■ **REQUIREMENT**
Below are entries to be transcribed exactly; exclude the pictures from the copy.

■ **TASK MATERIAL**
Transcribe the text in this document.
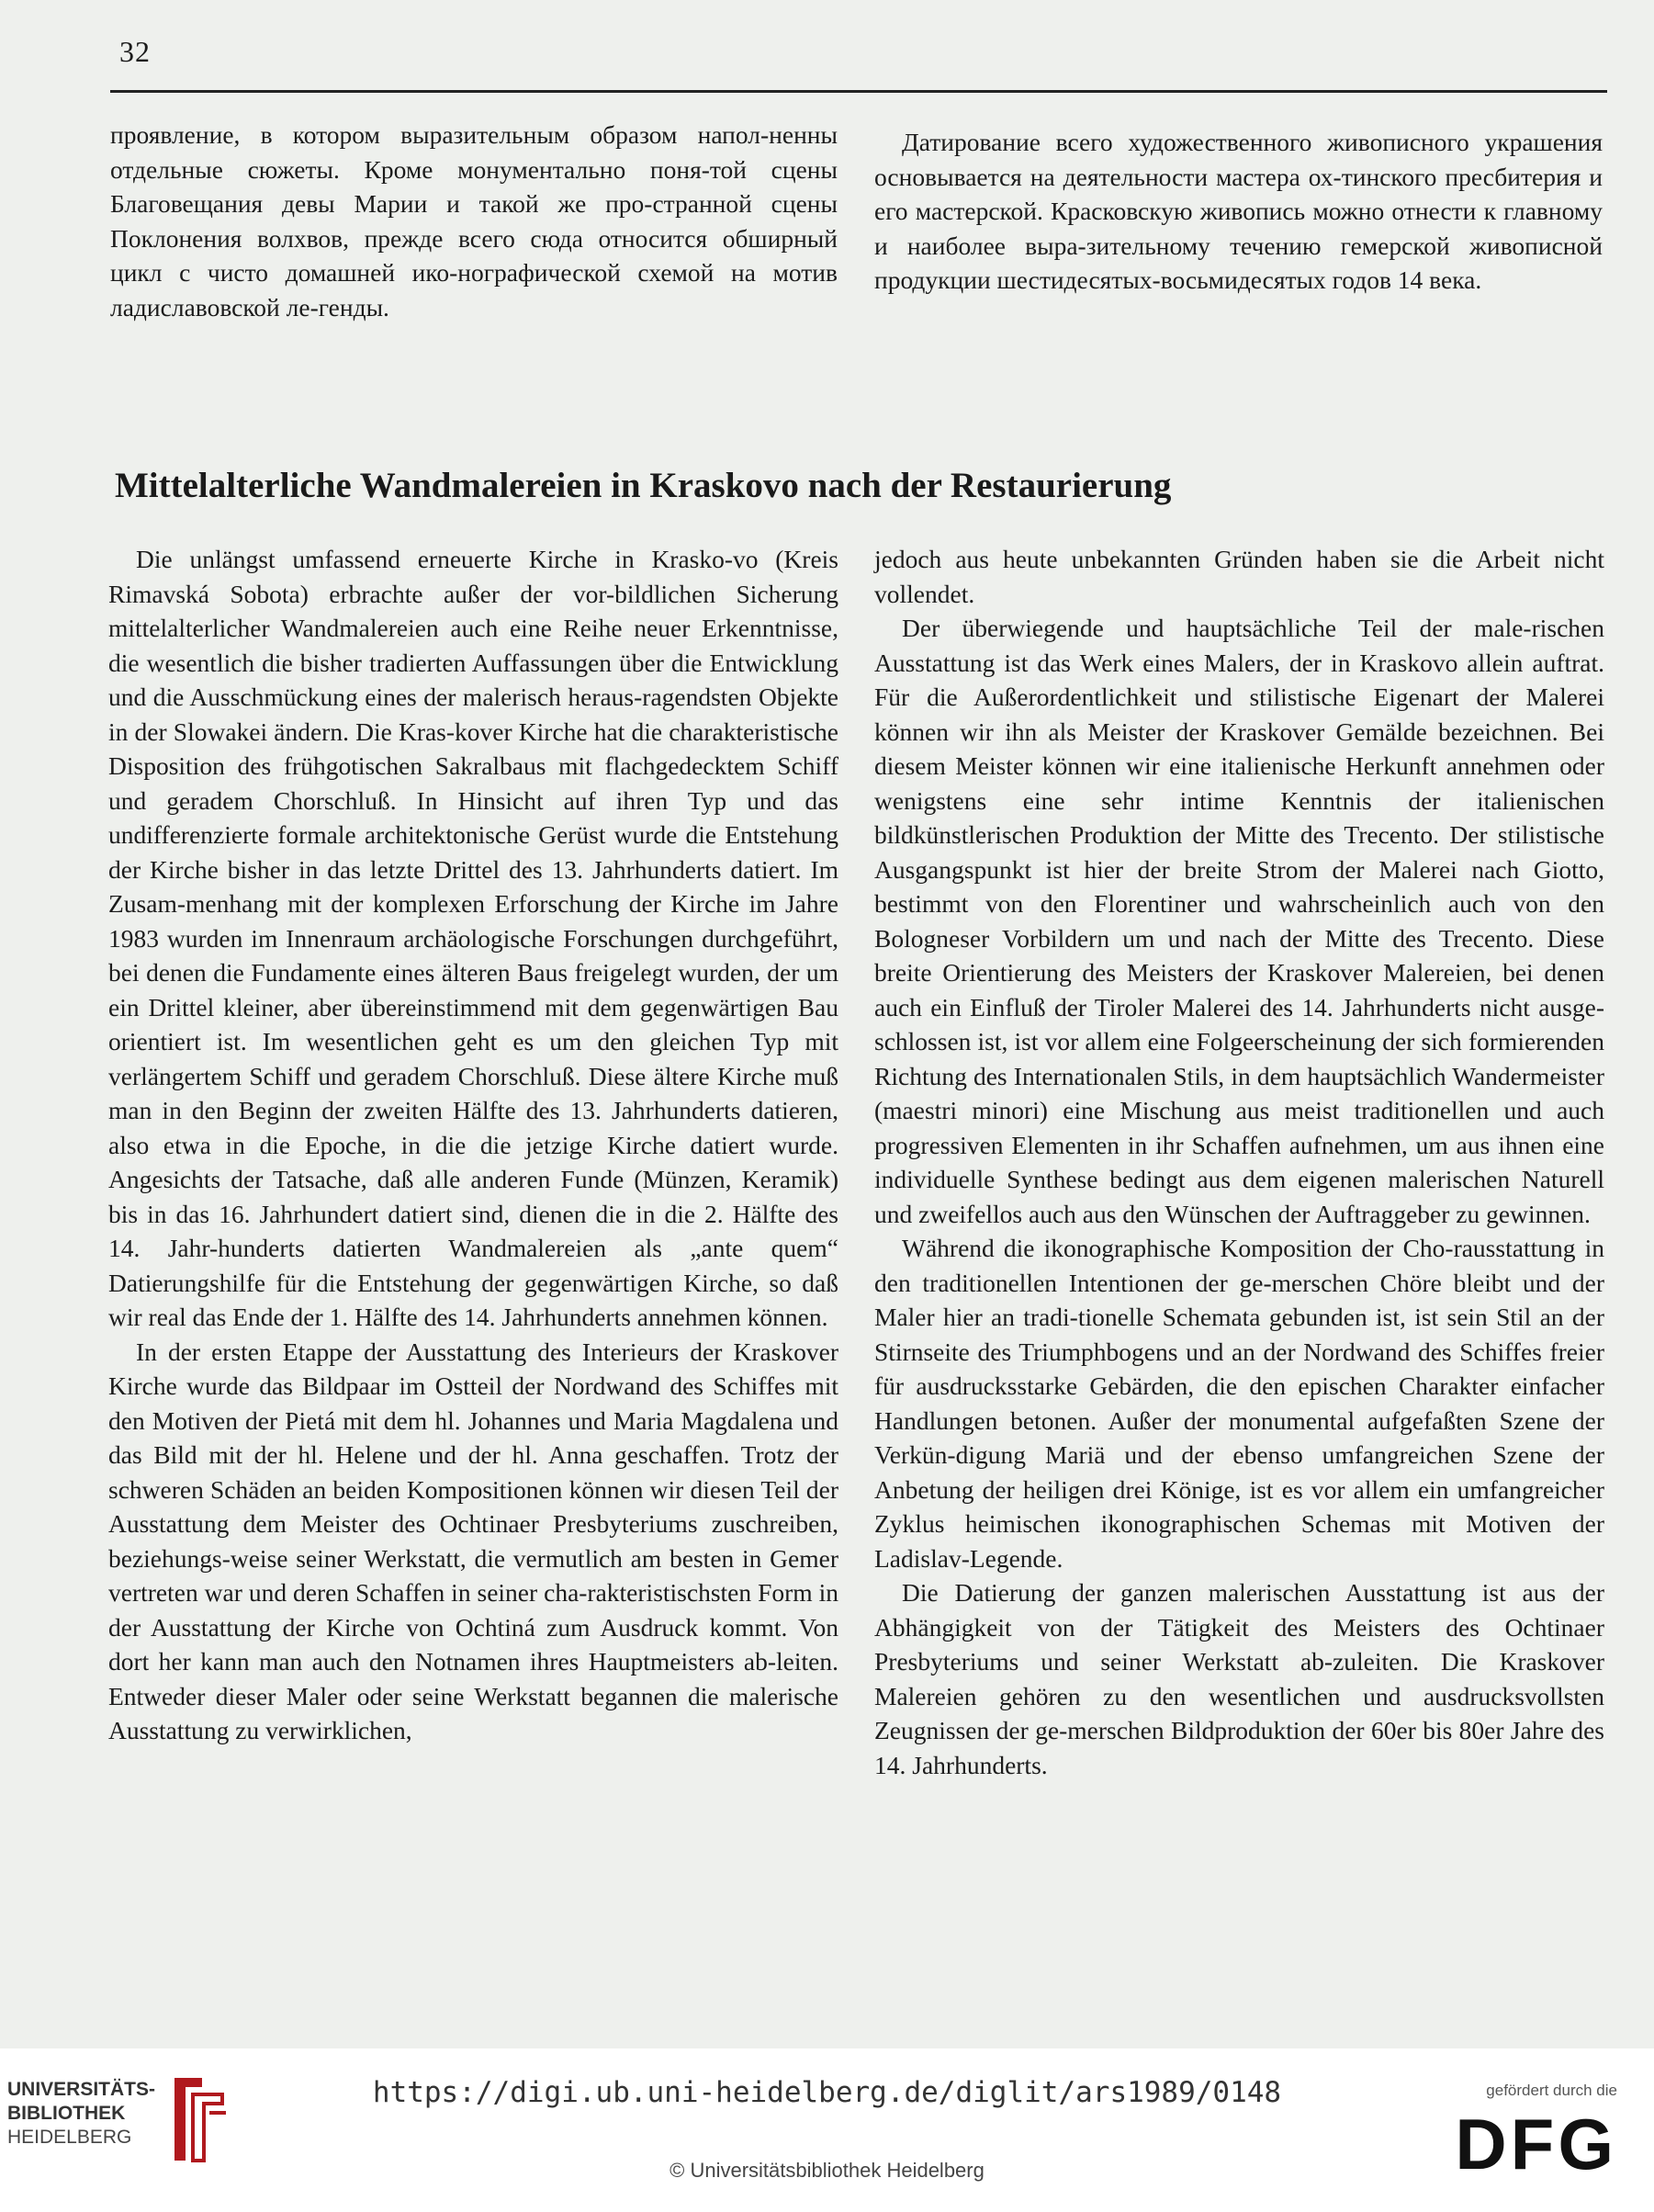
32

проявление, в котором выразительным образом напол-ненны отдельные сюжеты. Кроме монументально поня-той сцены Благовещания девы Марии и такой же про-странной сцены Поклонения волхвов, прежде всего сюда относится обширный цикл с чисто домашней ико-нографической схемой на мотив ладиславовской ле-генды.

Датирование всего художественного живописного украшения основывается на деятельности мастера ох-тинского пресбитерия и его мастерской. Красковскую живопись можно отнести к главному и наиболее выра-зительному течению гемерской живописной продукции шестидесятых-восьмидесятых годов 14 века.

Mittelalterliche Wandmalereien in Kraskovo nach der Restaurierung

Die unlängst umfassend erneuerte Kirche in Krasko-vo (Kreis Rimavská Sobota) erbrachte außer der vor-bildlichen Sicherung mittelalterlicher Wandmalereien auch eine Reihe neuer Erkenntnisse, die wesentlich die bisher tradierten Auffassungen über die Entwicklung und die Ausschmückung eines der malerisch heraus-ragendsten Objekte in der Slowakei ändern. Die Kras-kover Kirche hat die charakteristische Disposition des frühgotischen Sakralbaus mit flachgedecktem Schiff und geradem Chorschluß. In Hinsicht auf ihren Typ und das undifferenzierte formale architektonische Gerüst wurde die Entstehung der Kirche bisher in das letzte Drittel des 13. Jahrhunderts datiert. Im Zusam-menhang mit der komplexen Erforschung der Kirche im Jahre 1983 wurden im Innenraum archäologische Forschungen durchgeführt, bei denen die Fundamente eines älteren Baus freigelegt wurden, der um ein Drittel kleiner, aber übereinstimmend mit dem gegenwärtigen Bau orientiert ist. Im wesentlichen geht es um den gleichen Typ mit verlängertem Schiff und geradem Chorschluß. Diese ältere Kirche muß man in den Beginn der zweiten Hälfte des 13. Jahrhunderts datieren, also etwa in die Epoche, in die die jetzige Kirche datiert wurde. Angesichts der Tatsache, daß alle anderen Funde (Münzen, Keramik) bis in das 16. Jahrhundert datiert sind, dienen die in die 2. Hälfte des 14. Jahr-hunderts datierten Wandmalereien als „ante quem“ Datierungshilfe für die Entstehung der gegenwärtigen Kirche, so daß wir real das Ende der 1. Hälfte des 14. Jahrhunderts annehmen können.

In der ersten Etappe der Ausstattung des Interieurs der Kraskover Kirche wurde das Bildpaar im Ostteil der Nordwand des Schiffes mit den Motiven der Pietá mit dem hl. Johannes und Maria Magdalena und das Bild mit der hl. Helene und der hl. Anna geschaffen. Trotz der schweren Schäden an beiden Kompositionen können wir diesen Teil der Ausstattung dem Meister des Ochtinaer Presbyteriums zuschreiben, beziehungs-weise seiner Werkstatt, die vermutlich am besten in Gemer vertreten war und deren Schaffen in seiner cha-rakteristischsten Form in der Ausstattung der Kirche von Ochtiná zum Ausdruck kommt. Von dort her kann man auch den Notnamen ihres Hauptmeisters ab-leiten. Entweder dieser Maler oder seine Werkstatt begannen die malerische Ausstattung zu verwirklichen,

jedoch aus heute unbekannten Gründen haben sie die Arbeit nicht vollendet.

Der überwiegende und hauptsächliche Teil der male-rischen Ausstattung ist das Werk eines Malers, der in Kraskovo allein auftrat. Für die Außerordentlichkeit und stilistische Eigenart der Malerei können wir ihn als Meister der Kraskover Gemälde bezeichnen. Bei diesem Meister können wir eine italienische Herkunft annehmen oder wenigstens eine sehr intime Kenntnis der italienischen bildkünstlerischen Produktion der Mitte des Trecento. Der stilistische Ausgangspunkt ist hier der breite Strom der Malerei nach Giotto, bestimmt von den Florentiner und wahrscheinlich auch von den Bologneser Vorbildern um und nach der Mitte des Trecento. Diese breite Orientierung des Meisters der Kraskover Malereien, bei denen auch ein Einfluß der Tiroler Malerei des 14. Jahrhunderts nicht ausge-schlossen ist, ist vor allem eine Folgeerscheinung der sich formierenden Richtung des Internationalen Stils, in dem hauptsächlich Wandermeister (maestri minori) eine Mischung aus meist traditionellen und auch progressiven Elementen in ihr Schaffen aufnehmen, um aus ihnen eine individuelle Synthese bedingt aus dem eigenen malerischen Naturell und zweifellos auch aus den Wünschen der Auftraggeber zu gewinnen.

Während die ikonographische Komposition der Cho-rausstattung in den traditionellen Intentionen der ge-merschen Chöre bleibt und der Maler hier an tradi-tionelle Schemata gebunden ist, ist sein Stil an der Stirnseite des Triumphbogens und an der Nordwand des Schiffes freier für ausdrucksstarke Gebärden, die den epischen Charakter einfacher Handlungen betonen. Außer der monumental aufgefaßten Szene der Verkün-digung Mariä und der ebenso umfangreichen Szene der Anbetung der heiligen drei Könige, ist es vor allem ein umfangreicher Zyklus heimischen ikonographischen Schemas mit Motiven der Ladislav-Legende.

Die Datierung der ganzen malerischen Ausstattung ist aus der Abhängigkeit von der Tätigkeit des Meisters des Ochtinaer Presbyteriums und seiner Werkstatt ab-zuleiten. Die Kraskover Malereien gehören zu den wesentlichen und ausdrucksvollsten Zeugnissen der ge-merschen Bildproduktion der 60er bis 80er Jahre des 14. Jahrhunderts.

UNIVERSITÄTS-
BIBLIOTHEK
HEIDELBERG
https://digi.ub.uni-heidelberg.de/diglit/ars1989/0148
© Universitätsbibliothek Heidelberg
gefördert durch die
DFG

■ **THE SOLUTION**
Transcribe the text in this document.
32

проявление, в котором выразительным образом напол-ненны отдельные сюжеты. Кроме монументально поня-той сцены Благовещания девы Марии и такой же про-странной сцены Поклонения волхвов, прежде всего сюда относится обширный цикл с чисто домашней ико-нографической схемой на мотив ладиславовской ле-генды.

Датирование всего художественного живописного украшения основывается на деятельности мастера ох-тинского пресбитерия и его мастерской. Красковскую живопись можно отнести к главному и наиболее выра-зительному течению гемерской живописной продукции шестидесятых-восьмидесятых годов 14 века.

Mittelalterliche Wandmalereien in Kraskovo nach der Restaurierung

Die unlängst umfassend erneuerte Kirche in Krasko-vo (Kreis Rimavská Sobota) erbrachte außer der vor-bildlichen Sicherung mittelalterlicher Wandmalereien auch eine Reihe neuer Erkenntnisse, die wesentlich die bisher tradierten Auffassungen über die Entwicklung und die Ausschmückung eines der malerisch heraus-ragendsten Objekte in der Slowakei ändern. Die Kras-kover Kirche hat die charakteristische Disposition des frühgotischen Sakralbaus mit flachgedecktem Schiff und geradem Chorschluß. In Hinsicht auf ihren Typ und das undifferenzierte formale architektonische Gerüst wurde die Entstehung der Kirche bisher in das letzte Drittel des 13. Jahrhunderts datiert. Im Zusam-menhang mit der komplexen Erforschung der Kirche im Jahre 1983 wurden im Innenraum archäologische Forschungen durchgeführt, bei denen die Fundamente eines älteren Baus freigelegt wurden, der um ein Drittel kleiner, aber übereinstimmend mit dem gegenwärtigen Bau orientiert ist. Im wesentlichen geht es um den gleichen Typ mit verlängertem Schiff und geradem Chorschluß. Diese ältere Kirche muß man in den Beginn der zweiten Hälfte des 13. Jahrhunderts datieren, also etwa in die Epoche, in die die jetzige Kirche datiert wurde. Angesichts der Tatsache, daß alle anderen Funde (Münzen, Keramik) bis in das 16. Jahrhundert datiert sind, dienen die in die 2. Hälfte des 14. Jahr-hunderts datierten Wandmalereien als „ante quem“ Datierungshilfe für die Entstehung der gegenwärtigen Kirche, so daß wir real das Ende der 1. Hälfte des 14. Jahrhunderts annehmen können.

In der ersten Etappe der Ausstattung des Interieurs der Kraskover Kirche wurde das Bildpaar im Ostteil der Nordwand des Schiffes mit den Motiven der Pietá mit dem hl. Johannes und Maria Magdalena und das Bild mit der hl. Helene und der hl. Anna geschaffen. Trotz der schweren Schäden an beiden Kompositionen können wir diesen Teil der Ausstattung dem Meister des Ochtinaer Presbyteriums zuschreiben, beziehungs-weise seiner Werkstatt, die vermutlich am besten in Gemer vertreten war und deren Schaffen in seiner cha-rakteristischsten Form in der Ausstattung der Kirche von Ochtiná zum Ausdruck kommt. Von dort her kann man auch den Notnamen ihres Hauptmeisters ab-leiten. Entweder dieser Maler oder seine Werkstatt begannen die malerische Ausstattung zu verwirklichen,

jedoch aus heute unbekannten Gründen haben sie die Arbeit nicht vollendet.

Der überwiegende und hauptsächliche Teil der male-rischen Ausstattung ist das Werk eines Malers, der in Kraskovo allein auftrat. Für die Außerordentlichkeit und stilistische Eigenart der Malerei können wir ihn als Meister der Kraskover Gemälde bezeichnen. Bei diesem Meister können wir eine italienische Herkunft annehmen oder wenigstens eine sehr intime Kenntnis der italienischen bildkünstlerischen Produktion der Mitte des Trecento. Der stilistische Ausgangspunkt ist hier der breite Strom der Malerei nach Giotto, bestimmt von den Florentiner und wahrscheinlich auch von den Bologneser Vorbildern um und nach der Mitte des Trecento. Diese breite Orientierung des Meisters der Kraskover Malereien, bei denen auch ein Einfluß der Tiroler Malerei des 14. Jahrhunderts nicht ausge-schlossen ist, ist vor allem eine Folgeerscheinung der sich formierenden Richtung des Internationalen Stils, in dem hauptsächlich Wandermeister (maestri minori) eine Mischung aus meist traditionellen und auch progressiven Elementen in ihr Schaffen aufnehmen, um aus ihnen eine individuelle Synthese bedingt aus dem eigenen malerischen Naturell und zweifellos auch aus den Wünschen der Auftraggeber zu gewinnen.

Während die ikonographische Komposition der Cho-rausstattung in den traditionellen Intentionen der ge-merschen Chöre bleibt und der Maler hier an tradi-tionelle Schemata gebunden ist, ist sein Stil an der Stirnseite des Triumphbogens und an der Nordwand des Schiffes freier für ausdrucksstarke Gebärden, die den epischen Charakter einfacher Handlungen betonen. Außer der monumental aufgefaßten Szene der Verkün-digung Mariä und der ebenso umfangreichen Szene der Anbetung der heiligen drei Könige, ist es vor allem ein umfangreicher Zyklus heimischen ikonographischen Schemas mit Motiven der Ladislav-Legende.

Die Datierung der ganzen malerischen Ausstattung ist aus der Abhängigkeit von der Tätigkeit des Meisters des Ochtinaer Presbyteriums und seiner Werkstatt ab-zuleiten. Die Kraskover Malereien gehören zu den wesentlichen und ausdrucksvollsten Zeugnissen der ge-merschen Bildproduktion der 60er bis 80er Jahre des 14. Jahrhunderts.

UNIVERSITÄTS-
BIBLIOTHEK
HEIDELBERG
https://digi.ub.uni-heidelberg.de/diglit/ars1989/0148
© Universitätsbibliothek Heidelberg
gefördert durch die
DFG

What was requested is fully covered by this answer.